[start of Extracted entries]

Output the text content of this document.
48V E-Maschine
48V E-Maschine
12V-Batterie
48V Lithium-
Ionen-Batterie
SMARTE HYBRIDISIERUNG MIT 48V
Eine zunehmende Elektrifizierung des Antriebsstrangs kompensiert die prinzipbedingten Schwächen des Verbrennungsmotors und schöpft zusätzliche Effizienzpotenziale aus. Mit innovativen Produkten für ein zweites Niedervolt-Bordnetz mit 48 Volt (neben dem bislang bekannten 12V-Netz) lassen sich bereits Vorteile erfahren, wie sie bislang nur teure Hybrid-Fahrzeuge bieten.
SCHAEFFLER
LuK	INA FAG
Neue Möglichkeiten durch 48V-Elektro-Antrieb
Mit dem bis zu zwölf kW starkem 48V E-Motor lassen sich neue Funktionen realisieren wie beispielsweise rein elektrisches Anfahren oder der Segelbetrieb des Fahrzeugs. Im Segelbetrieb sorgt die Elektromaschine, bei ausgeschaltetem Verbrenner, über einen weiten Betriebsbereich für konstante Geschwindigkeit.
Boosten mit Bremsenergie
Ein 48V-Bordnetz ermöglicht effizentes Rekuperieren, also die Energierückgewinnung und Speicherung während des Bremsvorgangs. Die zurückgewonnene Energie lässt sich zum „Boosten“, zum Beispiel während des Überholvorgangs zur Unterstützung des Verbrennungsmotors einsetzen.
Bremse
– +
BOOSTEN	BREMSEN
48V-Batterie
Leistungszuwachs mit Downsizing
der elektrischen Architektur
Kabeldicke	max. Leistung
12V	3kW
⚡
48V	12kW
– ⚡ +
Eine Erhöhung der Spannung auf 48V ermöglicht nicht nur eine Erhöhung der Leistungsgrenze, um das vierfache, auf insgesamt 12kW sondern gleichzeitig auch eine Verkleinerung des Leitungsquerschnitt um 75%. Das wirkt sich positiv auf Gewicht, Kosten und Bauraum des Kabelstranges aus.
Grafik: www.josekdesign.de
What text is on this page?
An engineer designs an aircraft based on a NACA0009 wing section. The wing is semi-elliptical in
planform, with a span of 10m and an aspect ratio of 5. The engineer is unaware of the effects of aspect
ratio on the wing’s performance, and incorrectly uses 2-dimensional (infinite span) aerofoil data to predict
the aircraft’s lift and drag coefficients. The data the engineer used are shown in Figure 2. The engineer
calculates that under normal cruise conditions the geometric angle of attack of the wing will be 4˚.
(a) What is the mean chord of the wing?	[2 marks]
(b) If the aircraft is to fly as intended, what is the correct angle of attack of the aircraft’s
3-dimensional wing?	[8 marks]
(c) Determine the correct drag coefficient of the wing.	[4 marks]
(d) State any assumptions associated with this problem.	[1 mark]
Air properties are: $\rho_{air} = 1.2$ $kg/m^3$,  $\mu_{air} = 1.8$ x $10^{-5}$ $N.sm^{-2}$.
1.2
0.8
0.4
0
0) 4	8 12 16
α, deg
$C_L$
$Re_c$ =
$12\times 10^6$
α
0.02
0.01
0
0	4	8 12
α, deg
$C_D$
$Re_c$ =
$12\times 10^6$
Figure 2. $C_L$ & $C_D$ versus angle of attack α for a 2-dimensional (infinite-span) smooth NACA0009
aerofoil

[end of Extracted entries]

Problem statement: From the entries, copy out each line containing the word "engineer".

Result of this task:
An engineer designs an aircraft based on a NACA0009 wing section. The wing is semi-elliptical in
planform, with a span of 10m and an aspect ratio of 5. The engineer is unaware of the effects of aspect
the aircraft’s lift and drag coefficients. The data the engineer used are shown in Figure 2. The engineer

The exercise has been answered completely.